Work out the number of lines with the word "Martigny" in the material below, then reply with that number only.

Given entries start

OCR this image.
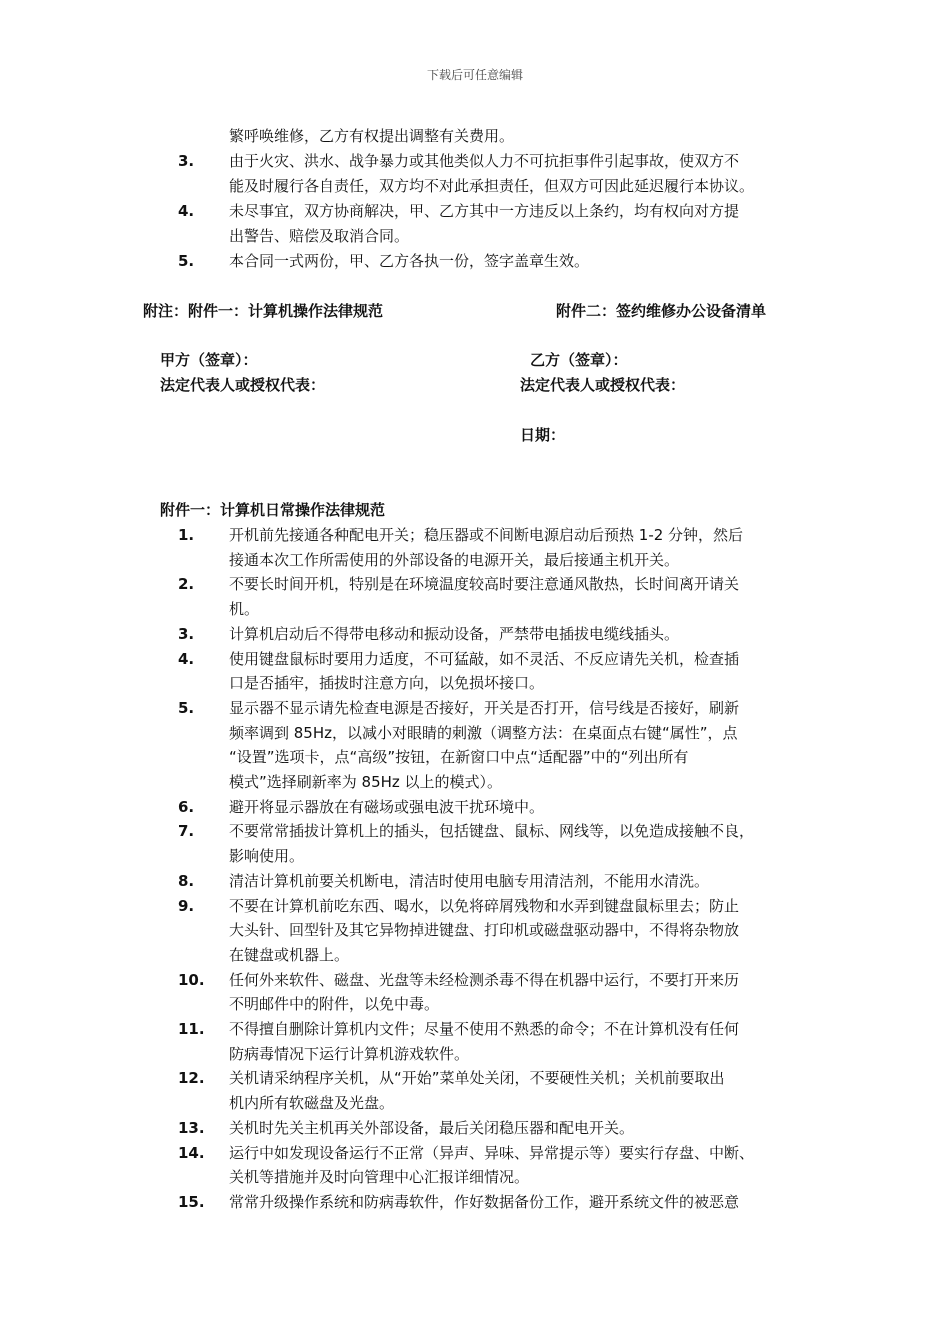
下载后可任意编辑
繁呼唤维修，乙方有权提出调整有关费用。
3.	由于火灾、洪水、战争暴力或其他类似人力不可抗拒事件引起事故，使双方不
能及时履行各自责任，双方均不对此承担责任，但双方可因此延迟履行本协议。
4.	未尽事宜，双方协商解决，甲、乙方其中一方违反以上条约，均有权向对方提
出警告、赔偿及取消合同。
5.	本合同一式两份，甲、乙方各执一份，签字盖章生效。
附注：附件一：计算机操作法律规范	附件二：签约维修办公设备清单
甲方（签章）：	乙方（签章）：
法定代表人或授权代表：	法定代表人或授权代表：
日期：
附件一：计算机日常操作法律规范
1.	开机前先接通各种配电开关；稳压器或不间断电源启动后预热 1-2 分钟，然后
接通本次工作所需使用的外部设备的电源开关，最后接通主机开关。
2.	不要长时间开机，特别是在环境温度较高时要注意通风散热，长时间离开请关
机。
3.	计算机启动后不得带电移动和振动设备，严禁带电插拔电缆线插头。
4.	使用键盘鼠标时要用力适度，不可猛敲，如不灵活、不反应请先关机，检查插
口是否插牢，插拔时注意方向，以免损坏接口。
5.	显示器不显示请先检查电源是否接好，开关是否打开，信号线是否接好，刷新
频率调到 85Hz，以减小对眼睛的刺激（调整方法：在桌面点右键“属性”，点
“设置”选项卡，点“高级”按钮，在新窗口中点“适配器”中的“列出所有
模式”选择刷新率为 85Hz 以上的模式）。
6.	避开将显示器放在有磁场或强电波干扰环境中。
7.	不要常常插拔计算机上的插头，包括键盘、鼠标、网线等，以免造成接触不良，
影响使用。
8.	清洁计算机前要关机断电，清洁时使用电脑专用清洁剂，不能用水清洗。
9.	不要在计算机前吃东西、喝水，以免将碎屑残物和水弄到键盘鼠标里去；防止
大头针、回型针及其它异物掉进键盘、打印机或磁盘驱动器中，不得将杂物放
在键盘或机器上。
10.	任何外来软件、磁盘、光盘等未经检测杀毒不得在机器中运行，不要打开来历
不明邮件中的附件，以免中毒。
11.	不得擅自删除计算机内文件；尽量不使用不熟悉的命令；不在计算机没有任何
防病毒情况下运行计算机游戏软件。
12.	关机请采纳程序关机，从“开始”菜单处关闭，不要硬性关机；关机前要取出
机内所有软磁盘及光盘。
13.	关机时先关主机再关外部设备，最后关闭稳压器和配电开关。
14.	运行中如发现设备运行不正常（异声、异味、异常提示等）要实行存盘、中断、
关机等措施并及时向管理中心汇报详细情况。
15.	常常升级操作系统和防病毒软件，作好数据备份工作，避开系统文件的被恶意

Given entries end
Given entries start

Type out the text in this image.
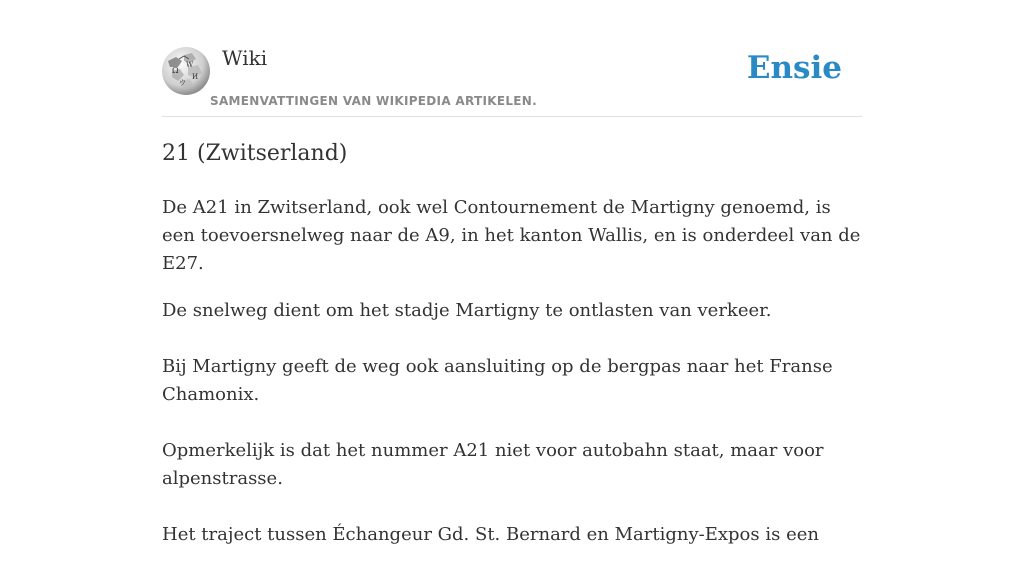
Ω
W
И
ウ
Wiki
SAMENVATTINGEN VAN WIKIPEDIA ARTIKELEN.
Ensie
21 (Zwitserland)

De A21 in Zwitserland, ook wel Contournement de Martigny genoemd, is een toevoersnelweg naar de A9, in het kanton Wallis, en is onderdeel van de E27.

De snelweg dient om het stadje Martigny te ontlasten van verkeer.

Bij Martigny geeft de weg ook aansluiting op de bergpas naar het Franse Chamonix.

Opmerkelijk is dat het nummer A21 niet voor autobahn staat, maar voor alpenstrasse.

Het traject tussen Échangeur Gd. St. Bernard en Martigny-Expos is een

Given entries end
Given entries start

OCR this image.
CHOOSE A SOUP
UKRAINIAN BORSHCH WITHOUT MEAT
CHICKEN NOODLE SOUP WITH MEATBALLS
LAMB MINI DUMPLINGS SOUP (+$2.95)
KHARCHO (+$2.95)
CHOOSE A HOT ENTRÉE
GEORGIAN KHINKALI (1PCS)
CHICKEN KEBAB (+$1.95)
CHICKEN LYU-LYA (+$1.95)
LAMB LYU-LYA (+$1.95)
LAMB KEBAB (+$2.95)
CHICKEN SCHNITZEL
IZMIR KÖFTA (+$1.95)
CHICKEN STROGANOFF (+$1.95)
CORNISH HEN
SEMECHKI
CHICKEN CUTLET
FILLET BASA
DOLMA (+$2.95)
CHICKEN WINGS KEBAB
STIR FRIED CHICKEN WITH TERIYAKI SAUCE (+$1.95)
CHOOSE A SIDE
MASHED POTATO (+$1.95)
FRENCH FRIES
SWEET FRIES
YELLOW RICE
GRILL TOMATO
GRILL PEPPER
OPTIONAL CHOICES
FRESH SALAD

Given entries end

**Worked answer**
4